── Supplied records ──
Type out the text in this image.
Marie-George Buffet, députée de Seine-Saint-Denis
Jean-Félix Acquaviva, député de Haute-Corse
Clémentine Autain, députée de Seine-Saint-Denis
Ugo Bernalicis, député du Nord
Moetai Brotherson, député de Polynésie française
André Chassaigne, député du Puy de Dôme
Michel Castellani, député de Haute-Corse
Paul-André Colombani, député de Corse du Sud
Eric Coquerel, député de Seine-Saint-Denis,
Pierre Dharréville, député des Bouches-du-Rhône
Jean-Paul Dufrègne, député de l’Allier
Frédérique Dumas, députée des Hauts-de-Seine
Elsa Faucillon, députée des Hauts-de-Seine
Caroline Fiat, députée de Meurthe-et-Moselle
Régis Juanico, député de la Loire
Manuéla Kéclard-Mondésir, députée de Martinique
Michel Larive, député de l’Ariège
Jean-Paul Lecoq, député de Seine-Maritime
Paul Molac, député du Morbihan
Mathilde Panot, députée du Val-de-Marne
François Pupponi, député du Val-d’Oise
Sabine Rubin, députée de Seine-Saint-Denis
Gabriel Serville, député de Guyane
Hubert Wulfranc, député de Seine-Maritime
───
── Supplied records ──
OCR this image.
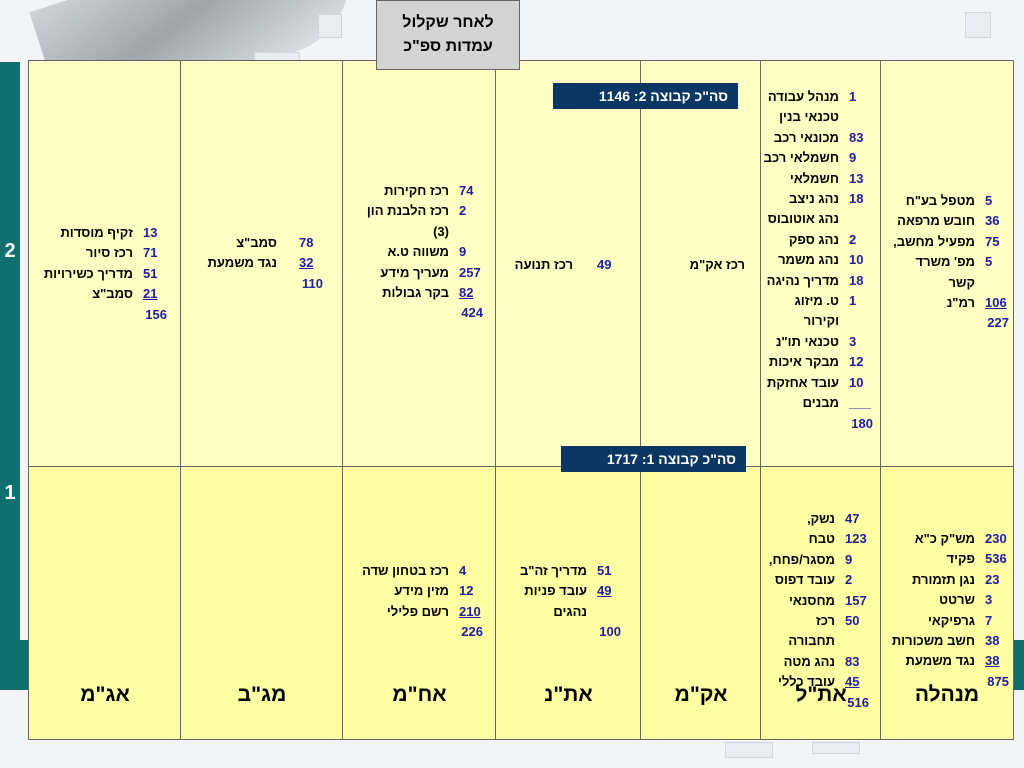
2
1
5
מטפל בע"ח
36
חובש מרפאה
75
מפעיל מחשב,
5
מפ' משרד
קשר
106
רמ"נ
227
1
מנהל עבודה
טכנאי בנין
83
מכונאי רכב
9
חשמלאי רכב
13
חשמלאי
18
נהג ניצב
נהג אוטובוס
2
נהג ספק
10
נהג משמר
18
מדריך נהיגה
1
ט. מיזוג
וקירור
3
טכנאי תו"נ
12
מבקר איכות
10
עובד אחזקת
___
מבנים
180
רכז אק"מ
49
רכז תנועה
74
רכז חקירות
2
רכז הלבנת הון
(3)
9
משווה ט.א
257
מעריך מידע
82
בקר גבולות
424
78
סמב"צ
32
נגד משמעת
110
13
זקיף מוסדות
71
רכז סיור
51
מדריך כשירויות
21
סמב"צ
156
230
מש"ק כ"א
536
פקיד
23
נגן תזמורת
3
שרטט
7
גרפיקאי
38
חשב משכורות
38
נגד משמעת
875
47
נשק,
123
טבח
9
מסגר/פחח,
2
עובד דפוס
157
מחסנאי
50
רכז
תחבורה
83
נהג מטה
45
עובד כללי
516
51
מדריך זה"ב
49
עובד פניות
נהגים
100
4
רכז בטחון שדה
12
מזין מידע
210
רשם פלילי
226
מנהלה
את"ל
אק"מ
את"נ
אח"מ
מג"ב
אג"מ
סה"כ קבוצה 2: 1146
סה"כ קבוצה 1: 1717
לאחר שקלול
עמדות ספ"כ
───
── Supplied records ──
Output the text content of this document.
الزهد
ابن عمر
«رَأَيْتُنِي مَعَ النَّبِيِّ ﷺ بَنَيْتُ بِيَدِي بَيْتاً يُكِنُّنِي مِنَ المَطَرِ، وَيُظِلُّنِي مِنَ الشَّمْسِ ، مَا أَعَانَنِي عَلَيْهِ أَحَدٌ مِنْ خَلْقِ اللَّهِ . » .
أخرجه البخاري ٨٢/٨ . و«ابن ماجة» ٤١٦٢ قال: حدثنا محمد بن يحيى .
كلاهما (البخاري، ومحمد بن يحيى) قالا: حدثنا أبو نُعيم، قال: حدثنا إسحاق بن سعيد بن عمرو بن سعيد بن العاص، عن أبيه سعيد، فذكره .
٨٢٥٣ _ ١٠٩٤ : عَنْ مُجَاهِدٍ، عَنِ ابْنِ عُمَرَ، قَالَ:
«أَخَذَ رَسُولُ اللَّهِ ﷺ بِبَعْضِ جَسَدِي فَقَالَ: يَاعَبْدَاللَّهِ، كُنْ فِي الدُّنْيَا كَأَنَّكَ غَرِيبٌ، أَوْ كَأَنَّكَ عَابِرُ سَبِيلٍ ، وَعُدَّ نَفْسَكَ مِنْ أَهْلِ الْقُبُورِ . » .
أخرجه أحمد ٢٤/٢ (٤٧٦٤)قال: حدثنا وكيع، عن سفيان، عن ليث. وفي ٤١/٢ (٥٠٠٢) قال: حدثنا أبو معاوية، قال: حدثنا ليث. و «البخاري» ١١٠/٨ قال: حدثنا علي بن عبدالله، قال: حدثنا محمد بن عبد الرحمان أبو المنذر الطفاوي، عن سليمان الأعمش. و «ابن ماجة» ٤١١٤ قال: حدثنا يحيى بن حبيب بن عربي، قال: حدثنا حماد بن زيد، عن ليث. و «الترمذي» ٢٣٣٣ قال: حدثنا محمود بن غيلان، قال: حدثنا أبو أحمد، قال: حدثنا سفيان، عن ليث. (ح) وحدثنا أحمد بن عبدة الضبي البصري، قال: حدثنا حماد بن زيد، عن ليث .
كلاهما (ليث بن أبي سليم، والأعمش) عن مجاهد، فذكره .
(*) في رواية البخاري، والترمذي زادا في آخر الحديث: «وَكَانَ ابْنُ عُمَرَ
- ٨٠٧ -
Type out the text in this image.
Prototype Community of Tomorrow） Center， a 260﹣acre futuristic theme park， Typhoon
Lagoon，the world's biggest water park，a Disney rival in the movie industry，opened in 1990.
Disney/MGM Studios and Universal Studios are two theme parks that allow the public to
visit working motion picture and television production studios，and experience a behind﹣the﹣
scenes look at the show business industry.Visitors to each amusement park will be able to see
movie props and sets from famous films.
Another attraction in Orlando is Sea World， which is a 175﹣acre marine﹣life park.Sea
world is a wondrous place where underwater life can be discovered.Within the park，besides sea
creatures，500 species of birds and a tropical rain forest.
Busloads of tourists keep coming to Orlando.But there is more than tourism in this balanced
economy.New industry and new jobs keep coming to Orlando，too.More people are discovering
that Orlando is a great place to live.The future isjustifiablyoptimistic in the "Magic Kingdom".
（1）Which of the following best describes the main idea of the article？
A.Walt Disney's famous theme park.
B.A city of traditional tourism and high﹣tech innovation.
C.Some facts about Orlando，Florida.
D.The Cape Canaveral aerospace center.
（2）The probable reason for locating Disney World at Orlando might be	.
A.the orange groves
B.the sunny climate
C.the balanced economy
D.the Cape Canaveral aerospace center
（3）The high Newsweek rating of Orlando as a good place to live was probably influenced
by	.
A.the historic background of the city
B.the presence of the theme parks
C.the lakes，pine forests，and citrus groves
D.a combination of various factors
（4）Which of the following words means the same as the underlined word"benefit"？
───
Pick out all the lines with the word "מדריך" in them and copy them.

מדריך נהיגה
מדריך כשירויות
מדריך זה"ב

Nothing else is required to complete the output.